[Rows from a dataset]
====================

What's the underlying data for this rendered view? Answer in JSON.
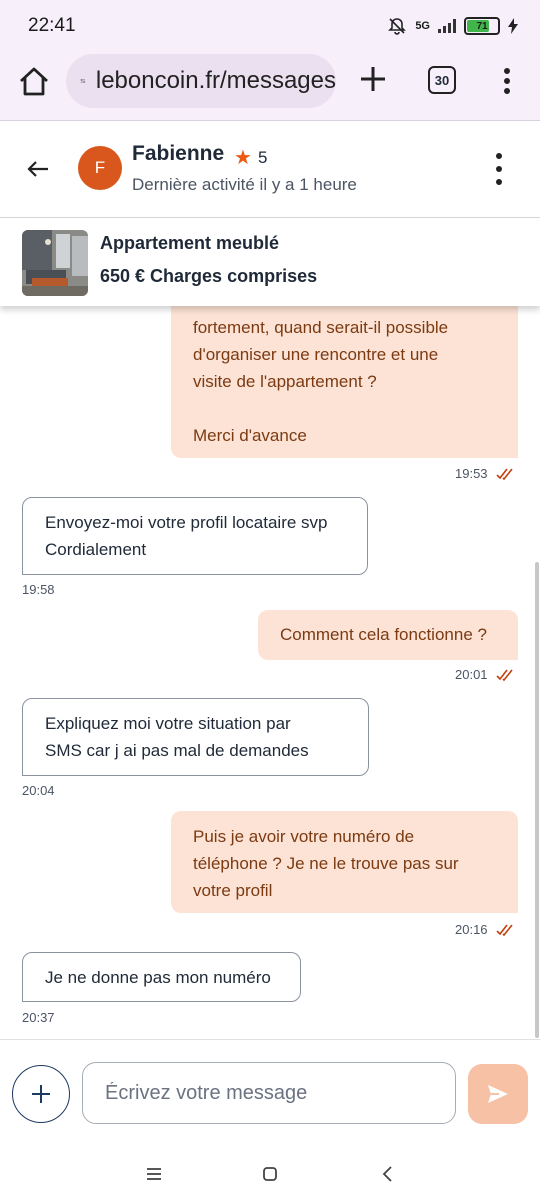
{
  "status_bar": {
    "time": "22:41",
    "network": "5G",
    "battery": "71"
  },
  "browser": {
    "url": "leboncoin.fr/messages",
    "tab_count": "30"
  },
  "conversation": {
    "avatar_letter": "F",
    "name": "Fabienne",
    "rating": "5",
    "activity": "Dernière activité il y a 1 heure"
  },
  "ad": {
    "title": "Appartement meublé",
    "price": "650 €  Charges comprises"
  },
  "messages": [
    {
      "direction": "out",
      "lines": [
        "fortement, quand serait-il possible",
        "d'organiser une rencontre et une",
        "visite de l'appartement ?",
        "",
        "Merci d'avance"
      ],
      "time": "19:53"
    },
    {
      "direction": "in",
      "lines": [
        "Envoyez-moi votre profil locataire svp",
        "Cordialement"
      ],
      "time": "19:58"
    },
    {
      "direction": "out",
      "lines": [
        "Comment cela fonctionne ?"
      ],
      "time": "20:01"
    },
    {
      "direction": "in",
      "lines": [
        "Expliquez moi votre situation par",
        "SMS car j ai pas mal de demandes"
      ],
      "time": "20:04"
    },
    {
      "direction": "out",
      "lines": [
        "Puis je avoir votre numéro de",
        "téléphone ? Je ne le trouve pas sur",
        "votre profil"
      ],
      "time": "20:16"
    },
    {
      "direction": "in",
      "lines": [
        "Je ne donne pas mon numéro"
      ],
      "time": "20:37"
    }
  ],
  "composer": {
    "placeholder": "Écrivez votre message"
  },
  "colors": {
    "accent": "#ec5a13",
    "out_bubble": "#fde3d5",
    "avatar": "#d9571c",
    "send": "#f7c1a6"
  }
}
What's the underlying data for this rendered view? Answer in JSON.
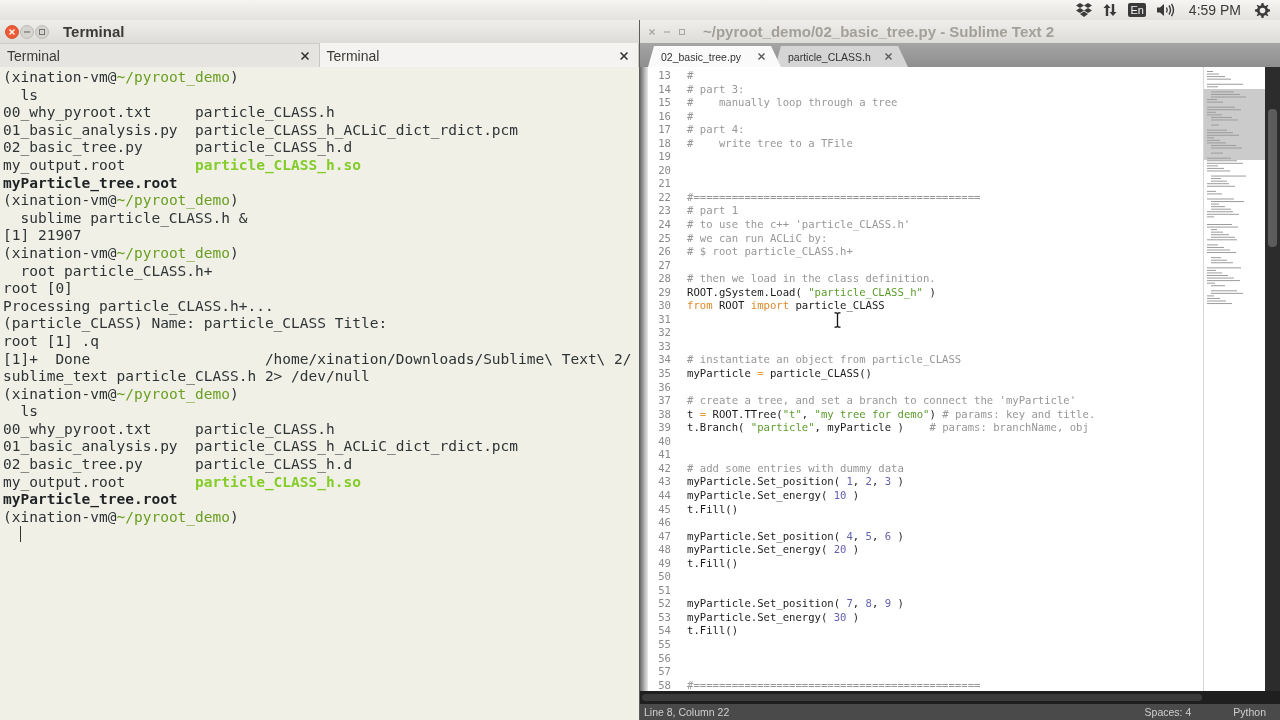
{
  "top_panel": {
    "keyboard_layout": "En",
    "clock": "4:59 PM"
  },
  "terminal": {
    "title": "Terminal",
    "focused": true,
    "tabs": [
      {
        "label": "Terminal",
        "selected": false
      },
      {
        "label": "Terminal",
        "selected": true
      }
    ],
    "lines": [
      {
        "kind": "prompt",
        "segments": [
          {
            "text": "(xination-vm@",
            "kind": "plain"
          },
          {
            "text": "~/pyroot_demo",
            "kind": "path"
          },
          {
            "text": ")",
            "kind": "plain"
          }
        ]
      },
      {
        "kind": "command",
        "text": "ls"
      },
      {
        "kind": "listing",
        "cells": [
          {
            "text": "00_why_pyroot.txt",
            "kind": "file"
          },
          {
            "text": "particle_CLASS.h",
            "kind": "file"
          }
        ]
      },
      {
        "kind": "listing",
        "cells": [
          {
            "text": "01_basic_analysis.py",
            "kind": "file"
          },
          {
            "text": "particle_CLASS_h_ACLiC_dict_rdict.pcm",
            "kind": "file"
          }
        ]
      },
      {
        "kind": "listing",
        "cells": [
          {
            "text": "02_basic_tree.py",
            "kind": "file"
          },
          {
            "text": "particle_CLASS_h.d",
            "kind": "file"
          }
        ]
      },
      {
        "kind": "listing",
        "cells": [
          {
            "text": "my_output.root",
            "kind": "file"
          },
          {
            "text": "particle_CLASS_h.so",
            "kind": "executable"
          }
        ]
      },
      {
        "kind": "listing",
        "cells": [
          {
            "text": "myParticle_tree.root",
            "kind": "bold"
          }
        ]
      },
      {
        "kind": "prompt",
        "segments": [
          {
            "text": "(xination-vm@",
            "kind": "plain"
          },
          {
            "text": "~/pyroot_demo",
            "kind": "path"
          },
          {
            "text": ")",
            "kind": "plain"
          }
        ]
      },
      {
        "kind": "command",
        "text": "sublime particle_CLASS.h &"
      },
      {
        "kind": "output",
        "text": "[1] 21907"
      },
      {
        "kind": "prompt",
        "segments": [
          {
            "text": "(xination-vm@",
            "kind": "plain"
          },
          {
            "text": "~/pyroot_demo",
            "kind": "path"
          },
          {
            "text": ")",
            "kind": "plain"
          }
        ]
      },
      {
        "kind": "command",
        "text": "root particle_CLASS.h+"
      },
      {
        "kind": "output",
        "text": "root [0]"
      },
      {
        "kind": "output",
        "text": "Processing particle_CLASS.h+..."
      },
      {
        "kind": "output",
        "text": "(particle_CLASS) Name: particle_CLASS Title:"
      },
      {
        "kind": "output",
        "text": "root [1] .q"
      },
      {
        "kind": "output",
        "text": "[1]+  Done                    /home/xination/Downloads/Sublime\\ Text\\ 2/"
      },
      {
        "kind": "output",
        "text": "sublime_text particle_CLASS.h 2> /dev/null"
      },
      {
        "kind": "prompt",
        "segments": [
          {
            "text": "(xination-vm@",
            "kind": "plain"
          },
          {
            "text": "~/pyroot_demo",
            "kind": "path"
          },
          {
            "text": ")",
            "kind": "plain"
          }
        ]
      },
      {
        "kind": "command",
        "text": "ls"
      },
      {
        "kind": "listing",
        "cells": [
          {
            "text": "00_why_pyroot.txt",
            "kind": "file"
          },
          {
            "text": "particle_CLASS.h",
            "kind": "file"
          }
        ]
      },
      {
        "kind": "listing",
        "cells": [
          {
            "text": "01_basic_analysis.py",
            "kind": "file"
          },
          {
            "text": "particle_CLASS_h_ACLiC_dict_rdict.pcm",
            "kind": "file"
          }
        ]
      },
      {
        "kind": "listing",
        "cells": [
          {
            "text": "02_basic_tree.py",
            "kind": "file"
          },
          {
            "text": "particle_CLASS_h.d",
            "kind": "file"
          }
        ]
      },
      {
        "kind": "listing",
        "cells": [
          {
            "text": "my_output.root",
            "kind": "file"
          },
          {
            "text": "particle_CLASS_h.so",
            "kind": "executable"
          }
        ]
      },
      {
        "kind": "listing",
        "cells": [
          {
            "text": "myParticle_tree.root",
            "kind": "bold"
          }
        ]
      },
      {
        "kind": "prompt",
        "segments": [
          {
            "text": "(xination-vm@",
            "kind": "plain"
          },
          {
            "text": "~/pyroot_demo",
            "kind": "path"
          },
          {
            "text": ")",
            "kind": "plain"
          }
        ]
      }
    ],
    "cursor_visible": true
  },
  "editor": {
    "title": "~/pyroot_demo/02_basic_tree.py - Sublime Text 2",
    "focused": false,
    "tabs": [
      {
        "label": "02_basic_tree.py",
        "selected": true
      },
      {
        "label": "particle_CLASS.h",
        "selected": false
      }
    ],
    "lines": [
      {
        "number": "13",
        "tokens": [
          {
            "kind": "comment",
            "text": "#"
          }
        ]
      },
      {
        "number": "14",
        "tokens": [
          {
            "kind": "comment",
            "text": "# part 3:"
          }
        ]
      },
      {
        "number": "15",
        "tokens": [
          {
            "kind": "comment",
            "text": "#    manually loop through a tree"
          }
        ]
      },
      {
        "number": "16",
        "tokens": [
          {
            "kind": "comment",
            "text": "#"
          }
        ]
      },
      {
        "number": "17",
        "tokens": [
          {
            "kind": "comment",
            "text": "# part 4:"
          }
        ]
      },
      {
        "number": "18",
        "tokens": [
          {
            "kind": "comment",
            "text": "#    write tree to a TFile"
          }
        ]
      },
      {
        "number": "19"
      },
      {
        "number": "20"
      },
      {
        "number": "21"
      },
      {
        "number": "22",
        "tokens": [
          {
            "kind": "comment",
            "text": "#============================================="
          }
        ]
      },
      {
        "number": "23",
        "tokens": [
          {
            "kind": "comment",
            "text": "# part 1"
          }
        ]
      },
      {
        "number": "24",
        "tokens": [
          {
            "kind": "comment",
            "text": "# to use the c++ 'particle_CLASS.h'"
          }
        ]
      },
      {
        "number": "25",
        "tokens": [
          {
            "kind": "comment",
            "text": "# we can run ACLiC by:"
          }
        ]
      },
      {
        "number": "26",
        "tokens": [
          {
            "kind": "comment",
            "text": "# $ root particle_CLASS.h+"
          }
        ]
      },
      {
        "number": "27"
      },
      {
        "number": "28",
        "tokens": [
          {
            "kind": "comment",
            "text": "# then we load in the class definition."
          }
        ]
      },
      {
        "number": "29",
        "tokens": [
          {
            "kind": "plain",
            "text": "ROOT.gSystem.Load( "
          },
          {
            "kind": "string",
            "text": "\"particle_CLASS_h\""
          },
          {
            "kind": "plain",
            "text": " )"
          }
        ]
      },
      {
        "number": "30",
        "tokens": [
          {
            "kind": "keyword",
            "text": "from"
          },
          {
            "kind": "plain",
            "text": " ROOT "
          },
          {
            "kind": "keyword",
            "text": "import"
          },
          {
            "kind": "plain",
            "text": " particle_CLASS"
          }
        ]
      },
      {
        "number": "31"
      },
      {
        "number": "32"
      },
      {
        "number": "33"
      },
      {
        "number": "34",
        "tokens": [
          {
            "kind": "comment",
            "text": "# instantiate an object from particle_CLASS"
          }
        ]
      },
      {
        "number": "35",
        "tokens": [
          {
            "kind": "plain",
            "text": "myParticle "
          },
          {
            "kind": "operator",
            "text": "="
          },
          {
            "kind": "plain",
            "text": " particle_CLASS()"
          }
        ]
      },
      {
        "number": "36"
      },
      {
        "number": "37",
        "tokens": [
          {
            "kind": "comment",
            "text": "# create a tree, and set a branch to connect the 'myParticle'"
          }
        ]
      },
      {
        "number": "38",
        "tokens": [
          {
            "kind": "plain",
            "text": "t "
          },
          {
            "kind": "operator",
            "text": "="
          },
          {
            "kind": "plain",
            "text": " ROOT.TTree("
          },
          {
            "kind": "string",
            "text": "\"t\""
          },
          {
            "kind": "plain",
            "text": ", "
          },
          {
            "kind": "string",
            "text": "\"my tree for demo\""
          },
          {
            "kind": "plain",
            "text": ") "
          },
          {
            "kind": "comment",
            "text": "# params: key and title."
          }
        ]
      },
      {
        "number": "39",
        "tokens": [
          {
            "kind": "plain",
            "text": "t.Branch( "
          },
          {
            "kind": "string",
            "text": "\"particle\""
          },
          {
            "kind": "plain",
            "text": ", myParticle )    "
          },
          {
            "kind": "comment",
            "text": "# params: branchName, obj"
          }
        ]
      },
      {
        "number": "40"
      },
      {
        "number": "41"
      },
      {
        "number": "42",
        "tokens": [
          {
            "kind": "comment",
            "text": "# add some entries with dummy data"
          }
        ]
      },
      {
        "number": "43",
        "tokens": [
          {
            "kind": "plain",
            "text": "myParticle.Set_position( "
          },
          {
            "kind": "number",
            "text": "1"
          },
          {
            "kind": "plain",
            "text": ", "
          },
          {
            "kind": "number",
            "text": "2"
          },
          {
            "kind": "plain",
            "text": ", "
          },
          {
            "kind": "number",
            "text": "3"
          },
          {
            "kind": "plain",
            "text": " )"
          }
        ]
      },
      {
        "number": "44",
        "tokens": [
          {
            "kind": "plain",
            "text": "myParticle.Set_energy( "
          },
          {
            "kind": "number",
            "text": "10"
          },
          {
            "kind": "plain",
            "text": " )"
          }
        ]
      },
      {
        "number": "45",
        "tokens": [
          {
            "kind": "plain",
            "text": "t.Fill()"
          }
        ]
      },
      {
        "number": "46"
      },
      {
        "number": "47",
        "tokens": [
          {
            "kind": "plain",
            "text": "myParticle.Set_position( "
          },
          {
            "kind": "number",
            "text": "4"
          },
          {
            "kind": "plain",
            "text": ", "
          },
          {
            "kind": "number",
            "text": "5"
          },
          {
            "kind": "plain",
            "text": ", "
          },
          {
            "kind": "number",
            "text": "6"
          },
          {
            "kind": "plain",
            "text": " )"
          }
        ]
      },
      {
        "number": "48",
        "tokens": [
          {
            "kind": "plain",
            "text": "myParticle.Set_energy( "
          },
          {
            "kind": "number",
            "text": "20"
          },
          {
            "kind": "plain",
            "text": " )"
          }
        ]
      },
      {
        "number": "49",
        "tokens": [
          {
            "kind": "plain",
            "text": "t.Fill()"
          }
        ]
      },
      {
        "number": "50"
      },
      {
        "number": "51"
      },
      {
        "number": "52",
        "tokens": [
          {
            "kind": "plain",
            "text": "myParticle.Set_position( "
          },
          {
            "kind": "number",
            "text": "7"
          },
          {
            "kind": "plain",
            "text": ", "
          },
          {
            "kind": "number",
            "text": "8"
          },
          {
            "kind": "plain",
            "text": ", "
          },
          {
            "kind": "number",
            "text": "9"
          },
          {
            "kind": "plain",
            "text": " )"
          }
        ]
      },
      {
        "number": "53",
        "tokens": [
          {
            "kind": "plain",
            "text": "myParticle.Set_energy( "
          },
          {
            "kind": "number",
            "text": "30"
          },
          {
            "kind": "plain",
            "text": " )"
          }
        ]
      },
      {
        "number": "54",
        "tokens": [
          {
            "kind": "plain",
            "text": "t.Fill()"
          }
        ]
      },
      {
        "number": "55"
      },
      {
        "number": "56"
      },
      {
        "number": "57"
      },
      {
        "number": "58",
        "tokens": [
          {
            "kind": "comment",
            "text": "#============================================="
          }
        ]
      }
    ],
    "status_bar": {
      "position": "Line 8, Column 22",
      "indentation": "Spaces: 4",
      "syntax": "Python"
    }
  }
}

====================

● **Exercise**:
Gather up every line from the listing above in which the word "params" occurs.

● **Expected output**:
            "text": "# params: key and title."
            "text": "# params: branchName, obj"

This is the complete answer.